Short task >> Please repeat all of the lines that follow, exactly as written.

(Excerpt from a dataset)
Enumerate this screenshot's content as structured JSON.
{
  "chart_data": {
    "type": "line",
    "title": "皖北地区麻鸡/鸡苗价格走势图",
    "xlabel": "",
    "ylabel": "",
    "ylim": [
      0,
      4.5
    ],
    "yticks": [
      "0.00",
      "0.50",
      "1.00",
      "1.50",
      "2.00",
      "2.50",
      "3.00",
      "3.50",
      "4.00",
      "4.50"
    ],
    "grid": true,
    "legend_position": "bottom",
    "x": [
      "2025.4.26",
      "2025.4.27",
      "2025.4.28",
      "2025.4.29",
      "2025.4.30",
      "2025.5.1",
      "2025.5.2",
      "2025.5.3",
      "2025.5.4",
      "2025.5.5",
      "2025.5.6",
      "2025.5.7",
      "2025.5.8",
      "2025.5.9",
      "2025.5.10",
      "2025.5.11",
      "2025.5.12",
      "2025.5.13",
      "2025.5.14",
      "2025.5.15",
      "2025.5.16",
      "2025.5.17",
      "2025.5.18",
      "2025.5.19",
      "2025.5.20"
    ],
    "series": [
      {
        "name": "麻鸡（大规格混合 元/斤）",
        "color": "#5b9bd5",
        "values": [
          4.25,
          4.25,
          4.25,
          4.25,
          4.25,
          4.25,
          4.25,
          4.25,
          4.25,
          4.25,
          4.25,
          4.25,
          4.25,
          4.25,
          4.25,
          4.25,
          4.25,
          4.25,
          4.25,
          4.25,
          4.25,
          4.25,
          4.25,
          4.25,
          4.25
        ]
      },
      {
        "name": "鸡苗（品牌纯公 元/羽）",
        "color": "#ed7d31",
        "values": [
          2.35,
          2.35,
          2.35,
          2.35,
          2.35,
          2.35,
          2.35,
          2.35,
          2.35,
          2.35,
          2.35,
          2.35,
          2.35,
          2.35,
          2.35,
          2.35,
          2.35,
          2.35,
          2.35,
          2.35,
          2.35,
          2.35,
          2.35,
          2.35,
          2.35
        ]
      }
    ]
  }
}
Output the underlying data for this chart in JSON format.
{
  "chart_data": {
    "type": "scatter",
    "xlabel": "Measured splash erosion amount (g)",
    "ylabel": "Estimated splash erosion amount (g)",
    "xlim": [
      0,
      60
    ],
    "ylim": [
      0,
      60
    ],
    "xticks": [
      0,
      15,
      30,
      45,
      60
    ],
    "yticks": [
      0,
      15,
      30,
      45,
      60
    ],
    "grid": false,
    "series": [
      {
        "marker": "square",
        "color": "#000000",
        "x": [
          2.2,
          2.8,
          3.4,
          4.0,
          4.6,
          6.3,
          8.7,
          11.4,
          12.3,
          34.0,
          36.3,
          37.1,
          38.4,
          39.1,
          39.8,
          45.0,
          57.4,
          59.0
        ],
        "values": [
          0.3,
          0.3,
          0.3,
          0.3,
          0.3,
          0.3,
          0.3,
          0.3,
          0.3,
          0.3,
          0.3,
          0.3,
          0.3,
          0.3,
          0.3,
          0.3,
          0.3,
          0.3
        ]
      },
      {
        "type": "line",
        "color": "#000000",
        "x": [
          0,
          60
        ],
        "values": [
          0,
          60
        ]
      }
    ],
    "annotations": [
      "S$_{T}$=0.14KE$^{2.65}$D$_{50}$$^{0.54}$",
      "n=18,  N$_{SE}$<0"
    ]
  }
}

Solution below >>
Enumerate this screenshot's content as structured JSON.
{
  "chart_data": {
    "type": "line",
    "title": "皖北地区麻鸡/鸡苗价格走势图",
    "xlabel": "",
    "ylabel": "",
    "ylim": [
      0,
      4.5
    ],
    "yticks": [
      "0.00",
      "0.50",
      "1.00",
      "1.50",
      "2.00",
      "2.50",
      "3.00",
      "3.50",
      "4.00",
      "4.50"
    ],
    "grid": true,
    "legend_position": "bottom",
    "x": [
      "2025.4.26",
      "2025.4.27",
      "2025.4.28",
      "2025.4.29",
      "2025.4.30",
      "2025.5.1",
      "2025.5.2",
      "2025.5.3",
      "2025.5.4",
      "2025.5.5",
      "2025.5.6",
      "2025.5.7",
      "2025.5.8",
      "2025.5.9",
      "2025.5.10",
      "2025.5.11",
      "2025.5.12",
      "2025.5.13",
      "2025.5.14",
      "2025.5.15",
      "2025.5.16",
      "2025.5.17",
      "2025.5.18",
      "2025.5.19",
      "2025.5.20"
    ],
    "series": [
      {
        "name": "麻鸡（大规格混合 元/斤）",
        "color": "#5b9bd5",
        "values": [
          4.25,
          4.25,
          4.25,
          4.25,
          4.25,
          4.25,
          4.25,
          4.25,
          4.25,
          4.25,
          4.25,
          4.25,
          4.25,
          4.25,
          4.25,
          4.25,
          4.25,
          4.25,
          4.25,
          4.25,
          4.25,
          4.25,
          4.25,
          4.25,
          4.25
        ]
      },
      {
        "name": "鸡苗（品牌纯公 元/羽）",
        "color": "#ed7d31",
        "values": [
          2.35,
          2.35,
          2.35,
          2.35,
          2.35,
          2.35,
          2.35,
          2.35,
          2.35,
          2.35,
          2.35,
          2.35,
          2.35,
          2.35,
          2.35,
          2.35,
          2.35,
          2.35,
          2.35,
          2.35,
          2.35,
          2.35,
          2.35,
          2.35,
          2.35
        ]
      }
    ]
  }
}
Output the underlying data for this chart in JSON format.
{
  "chart_data": {
    "type": "scatter",
    "xlabel": "Measured splash erosion amount (g)",
    "ylabel": "Estimated splash erosion amount (g)",
    "xlim": [
      0,
      60
    ],
    "ylim": [
      0,
      60
    ],
    "xticks": [
      0,
      15,
      30,
      45,
      60
    ],
    "yticks": [
      0,
      15,
      30,
      45,
      60
    ],
    "grid": false,
    "series": [
      {
        "marker": "square",
        "color": "#000000",
        "x": [
          2.2,
          2.8,
          3.4,
          4.0,
          4.6,
          6.3,
          8.7,
          11.4,
          12.3,
          34.0,
          36.3,
          37.1,
          38.4,
          39.1,
          39.8,
          45.0,
          57.4,
          59.0
        ],
        "values": [
          0.3,
          0.3,
          0.3,
          0.3,
          0.3,
          0.3,
          0.3,
          0.3,
          0.3,
          0.3,
          0.3,
          0.3,
          0.3,
          0.3,
          0.3,
          0.3,
          0.3,
          0.3
        ]
      },
      {
        "type": "line",
        "color": "#000000",
        "x": [
          0,
          60
        ],
        "values": [
          0,
          60
        ]
      }
    ],
    "annotations": [
      "S$_{T}$=0.14KE$^{2.65}$D$_{50}$$^{0.54}$",
      "n=18,  N$_{SE}$<0"
    ]
  }
}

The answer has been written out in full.